-------- EXCERPT

[PATCH] Custom interleaved allocation

linux-numa.vger.kernel.org archive mirror
 help / color / mirror / Atom feed

* [PATCH] Custom interleaved allocation
@ 2012-11-21 18:54 Vasileios Karakasis
  2012-11-26 20:21 ` Andi Kleen
  0 siblings, 1 reply; 3+ messages in thread
From: Vasileios Karakasis @ 2012-11-21 18:54 UTC (permalink / raw)
  To: linux-numa
  Cc: Θοδωρής Γκούντουβας

Hi,

I'm submitting a patch that I found quite useful in my case. It supports
a user-specified custom interleaved allocation scheme. More
specifically, apart from the required allocation size, the user
specifies an arbitrary set of partitions and the set of nodes, where
each partition must lie on. The interleaved allocator will allocate the
required region with a single mmap() call and will then bind the
different partitions on the specified nodes, taking care of the correct
alignment of the partitions and the possible merging of very small ones.

----------------
-------- DATA IN THIS EXERCISE

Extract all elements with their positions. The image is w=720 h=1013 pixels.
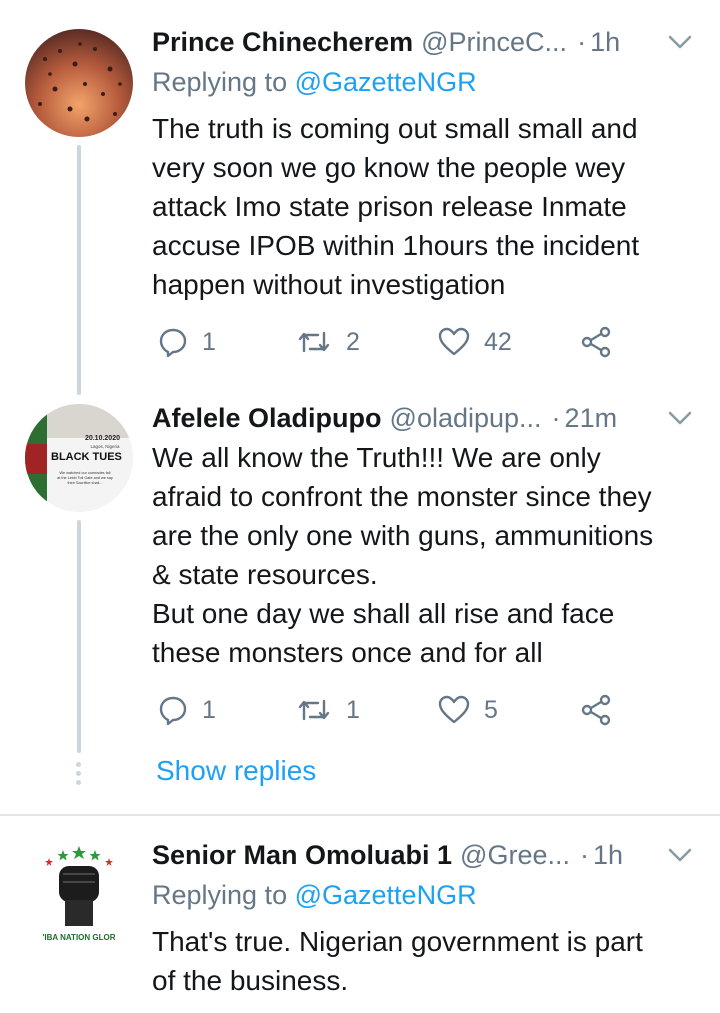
tweet-text-line: That's true. Nigerian government is part: [152, 926, 643, 957]
retweet-count: 2: [346, 327, 360, 356]
mention-link[interactable]: @GazetteNGR: [295, 67, 477, 97]
tweet-text-line: are the only one with guns, ammunitions: [152, 520, 654, 551]
share-icon: [581, 694, 611, 726]
retweet-button[interactable]: 1: [296, 690, 360, 730]
chevron-down-icon[interactable]: [666, 841, 694, 869]
retweet-count: 1: [346, 695, 360, 724]
separator-dot: ·: [580, 839, 589, 870]
tweet-text-line: these monsters once and for all: [152, 637, 543, 668]
retweet-button[interactable]: 2: [296, 322, 360, 362]
reply-count: 1: [202, 327, 216, 356]
tweet-text-line: afraid to confront the monster since the…: [152, 481, 652, 512]
reply-icon: [159, 328, 187, 357]
tweet-header: Afelele Oladipupo @oladipup... · 21m: [152, 398, 617, 438]
timestamp[interactable]: 21m: [565, 403, 618, 434]
tweet-header: Senior Man Omoluabi 1 @Gree... · 1h: [152, 835, 623, 875]
avatar[interactable]: 20.10.2020 Lagos, Nigeria BLACK TUES We …: [25, 404, 133, 512]
poster-caption: at the Lekki Toll Gate and we say: [57, 476, 113, 480]
replying-label: Replying to: [152, 67, 288, 97]
heart-icon: [438, 695, 470, 724]
tweet-text-line: happen without investigation: [152, 269, 506, 300]
raised-fist-icon: [59, 866, 99, 926]
reply-button[interactable]: 1: [158, 690, 216, 730]
timestamp[interactable]: 1h: [593, 840, 623, 871]
tweet-text: The truth is coming out small small and …: [152, 109, 702, 304]
avatar[interactable]: [25, 29, 133, 137]
reply-count: 1: [202, 695, 216, 724]
poster-location: Lagos, Nigeria: [90, 444, 120, 449]
username[interactable]: @oladipup...: [390, 403, 542, 434]
reply-icon: [159, 696, 187, 725]
timestamp[interactable]: 1h: [590, 27, 620, 58]
share-button[interactable]: [580, 322, 626, 362]
username[interactable]: @PrinceC...: [421, 27, 567, 58]
tweet-text-line: But one day we shall all rise and face: [152, 598, 615, 629]
retweet-icon: [298, 699, 330, 721]
avatar-text: 'IBA NATION GLOR: [42, 933, 115, 942]
divider: [0, 814, 720, 816]
poster-title: BLACK TUES: [51, 451, 122, 463]
tweet-header: Prince Chinecherem @PrinceC... · 1h: [152, 22, 620, 62]
poster-date: 20.10.2020: [85, 435, 120, 442]
more-replies-dots: [76, 762, 82, 789]
like-count: 5: [484, 695, 498, 724]
thread-line: [77, 145, 81, 395]
tweet-text-line: of the business.: [152, 965, 349, 996]
tweet-text-line: very soon we go know the people wey: [152, 152, 626, 183]
heart-icon: [438, 327, 470, 356]
mention-link[interactable]: @GazetteNGR: [295, 880, 477, 910]
separator-dot: ·: [577, 26, 587, 57]
tweet-text: We all know the Truth!!! We are only afr…: [152, 438, 702, 672]
tweet-text-line: & state resources.: [152, 559, 378, 590]
tweet-text-line: The truth is coming out small small and: [152, 113, 638, 144]
username[interactable]: @Gree...: [460, 840, 570, 871]
avatar[interactable]: 'IBA NATION GLOR: [25, 840, 133, 948]
reply-button[interactable]: 1: [158, 322, 216, 362]
tweet-text: That's true. Nigerian government is part…: [152, 922, 702, 1000]
poster-caption: We watched our comrades fall: [59, 471, 110, 475]
retweet-icon: [298, 331, 330, 353]
thread-line: [77, 520, 81, 753]
replying-to: Replying to @GazetteNGR: [152, 880, 477, 911]
chevron-down-icon[interactable]: [666, 28, 694, 56]
separator-dot: ·: [551, 402, 561, 433]
replying-to: Replying to @GazetteNGR: [152, 67, 477, 98]
like-button[interactable]: 42: [438, 322, 512, 362]
display-name[interactable]: Prince Chinecherem: [152, 27, 413, 58]
replying-label: Replying to: [152, 880, 288, 910]
chevron-down-icon[interactable]: [666, 404, 694, 432]
like-button[interactable]: 5: [438, 690, 498, 730]
tweet-text-line: accuse IPOB within 1hours the incident: [152, 230, 640, 261]
tweet-actions: 1 2 42: [152, 322, 622, 362]
tweet-text-line: We all know the Truth!!! We are only: [152, 442, 601, 473]
display-name[interactable]: Senior Man Omoluabi 1: [152, 840, 452, 871]
poster-caption: their Sacrifice shall...: [67, 481, 102, 485]
display-name[interactable]: Afelele Oladipupo: [152, 403, 382, 434]
share-icon: [581, 326, 611, 358]
tweet-actions: 1 1 5: [152, 690, 622, 730]
tweet-text-line: attack Imo state prison release Inmate: [152, 191, 627, 222]
show-replies-link[interactable]: Show replies: [156, 755, 316, 787]
share-button[interactable]: [580, 690, 626, 730]
like-count: 42: [484, 327, 512, 356]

----------------

__SHORT PROBLEM A__. Translate this sentence from the patch email into French: "It supports a user-specified custom interleaved allocation scheme."
__SHORT PROBLEM B__. Copy out the lines of the records verbatim, starting at the line containing "tweet-text-line: That's true." and ending at the line containing "timestamp[interactable]: 1h: [593, 840, 623, 871]".

__RIGHT ANSWER A__. Il prend en charge un schéma d'allocation entrelacée personnalisé, défini par l'utilisateur.

__RIGHT ANSWER B__.
tweet-text-line: That's true. Nigerian government is part: [152, 926, 643, 957]
retweet-count: 2: [346, 327, 360, 356]
mention-link[interactable]: @GazetteNGR: [295, 67, 477, 97]
tweet-text-line: are the only one with guns, ammunitions: [152, 520, 654, 551]
share-icon: [581, 694, 611, 726]
retweet-button[interactable]: 1: [296, 690, 360, 730]
chevron-down-icon[interactable]: [666, 841, 694, 869]
retweet-count: 1: [346, 695, 360, 724]
separator-dot: ·: [580, 839, 589, 870]
tweet-text-line: these monsters once and for all: [152, 637, 543, 668]
retweet-button[interactable]: 2: [296, 322, 360, 362]
reply-count: 1: [202, 327, 216, 356]
tweet-text-line: afraid to confront the monster since the…: [152, 481, 652, 512]
reply-icon: [159, 328, 187, 357]
tweet-header: Afelele Oladipupo @oladipup... · 21m: [152, 398, 617, 438]
timestamp[interactable]: 21m: [565, 403, 618, 434]
tweet-header: Senior Man Omoluabi 1 @Gree... · 1h: [152, 835, 623, 875]
avatar[interactable]: 20.10.2020 Lagos, Nigeria BLACK TUES We …: [25, 404, 133, 512]
poster-caption: at the Lekki Toll Gate and we say: [57, 476, 113, 480]
replying-label: Replying to: [152, 67, 288, 97]
heart-icon: [438, 695, 470, 724]
tweet-text-line: happen without investigation: [152, 269, 506, 300]
raised-fist-icon: [59, 866, 99, 926]
reply-button[interactable]: 1: [158, 690, 216, 730]
timestamp[interactable]: 1h: [593, 840, 623, 871]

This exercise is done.